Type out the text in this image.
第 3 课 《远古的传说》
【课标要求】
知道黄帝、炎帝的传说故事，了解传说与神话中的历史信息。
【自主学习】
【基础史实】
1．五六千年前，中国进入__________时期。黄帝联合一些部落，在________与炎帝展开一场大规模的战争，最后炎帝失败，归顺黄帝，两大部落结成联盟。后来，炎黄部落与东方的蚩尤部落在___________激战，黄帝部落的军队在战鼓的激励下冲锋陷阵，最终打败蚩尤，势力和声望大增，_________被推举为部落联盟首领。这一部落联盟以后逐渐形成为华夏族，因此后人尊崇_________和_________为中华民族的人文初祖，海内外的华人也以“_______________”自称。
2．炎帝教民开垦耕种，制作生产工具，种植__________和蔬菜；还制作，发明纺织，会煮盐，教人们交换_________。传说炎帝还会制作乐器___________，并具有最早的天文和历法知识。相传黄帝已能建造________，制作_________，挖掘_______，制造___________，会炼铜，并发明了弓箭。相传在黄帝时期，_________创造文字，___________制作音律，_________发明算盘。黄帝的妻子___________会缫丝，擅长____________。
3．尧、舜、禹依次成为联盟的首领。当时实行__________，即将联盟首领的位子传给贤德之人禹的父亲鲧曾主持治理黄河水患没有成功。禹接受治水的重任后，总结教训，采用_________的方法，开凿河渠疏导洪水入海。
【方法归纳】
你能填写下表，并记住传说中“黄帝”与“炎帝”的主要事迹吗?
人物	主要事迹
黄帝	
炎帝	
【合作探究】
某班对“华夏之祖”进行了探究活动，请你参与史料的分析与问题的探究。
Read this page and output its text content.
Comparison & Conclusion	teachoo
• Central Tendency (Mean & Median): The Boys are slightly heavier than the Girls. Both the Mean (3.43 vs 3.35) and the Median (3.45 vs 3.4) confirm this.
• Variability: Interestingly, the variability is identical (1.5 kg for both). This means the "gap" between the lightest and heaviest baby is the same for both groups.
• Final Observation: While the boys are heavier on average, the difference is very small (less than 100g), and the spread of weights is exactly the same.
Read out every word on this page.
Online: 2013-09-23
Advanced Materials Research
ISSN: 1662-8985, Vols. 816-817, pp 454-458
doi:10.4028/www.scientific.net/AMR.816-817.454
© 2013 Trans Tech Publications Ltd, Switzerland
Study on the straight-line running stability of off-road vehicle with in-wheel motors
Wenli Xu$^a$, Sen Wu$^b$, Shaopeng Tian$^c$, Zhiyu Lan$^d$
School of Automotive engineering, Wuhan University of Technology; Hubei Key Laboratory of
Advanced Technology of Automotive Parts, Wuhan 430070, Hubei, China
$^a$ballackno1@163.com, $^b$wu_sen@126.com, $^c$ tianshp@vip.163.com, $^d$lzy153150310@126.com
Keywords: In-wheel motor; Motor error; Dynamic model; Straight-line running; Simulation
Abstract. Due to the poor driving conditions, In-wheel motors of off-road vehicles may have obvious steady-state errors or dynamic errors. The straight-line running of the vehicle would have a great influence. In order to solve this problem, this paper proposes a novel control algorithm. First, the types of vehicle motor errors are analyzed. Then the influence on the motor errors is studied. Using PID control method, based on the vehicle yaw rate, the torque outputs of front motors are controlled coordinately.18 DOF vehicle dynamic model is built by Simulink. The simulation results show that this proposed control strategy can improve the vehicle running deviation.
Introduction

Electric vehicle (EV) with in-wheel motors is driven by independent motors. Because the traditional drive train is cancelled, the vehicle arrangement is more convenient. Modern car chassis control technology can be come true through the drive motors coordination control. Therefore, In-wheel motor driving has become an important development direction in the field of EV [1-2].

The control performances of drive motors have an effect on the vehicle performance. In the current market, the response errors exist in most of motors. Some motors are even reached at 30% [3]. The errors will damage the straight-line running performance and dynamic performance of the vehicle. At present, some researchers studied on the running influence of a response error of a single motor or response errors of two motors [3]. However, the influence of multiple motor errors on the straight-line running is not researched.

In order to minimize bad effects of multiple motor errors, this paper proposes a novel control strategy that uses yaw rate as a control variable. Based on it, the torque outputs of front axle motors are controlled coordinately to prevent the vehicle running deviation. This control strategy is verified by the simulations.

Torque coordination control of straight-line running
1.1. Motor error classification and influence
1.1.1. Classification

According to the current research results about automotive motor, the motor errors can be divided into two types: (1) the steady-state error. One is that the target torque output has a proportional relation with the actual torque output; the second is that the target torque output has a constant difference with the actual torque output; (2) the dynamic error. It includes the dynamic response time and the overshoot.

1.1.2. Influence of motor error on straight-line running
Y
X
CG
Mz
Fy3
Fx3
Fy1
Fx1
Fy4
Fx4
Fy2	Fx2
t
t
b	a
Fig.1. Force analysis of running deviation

- **EXERCISE BRIEF**
Pull every line containing the word "Hubei" out of the material and copy it.

- **CORRECT OUTPUT**
School of Automotive engineering, Wuhan University of Technology; Hubei Key Laboratory of
Advanced Technology of Automotive Parts, Wuhan 430070, Hubei, China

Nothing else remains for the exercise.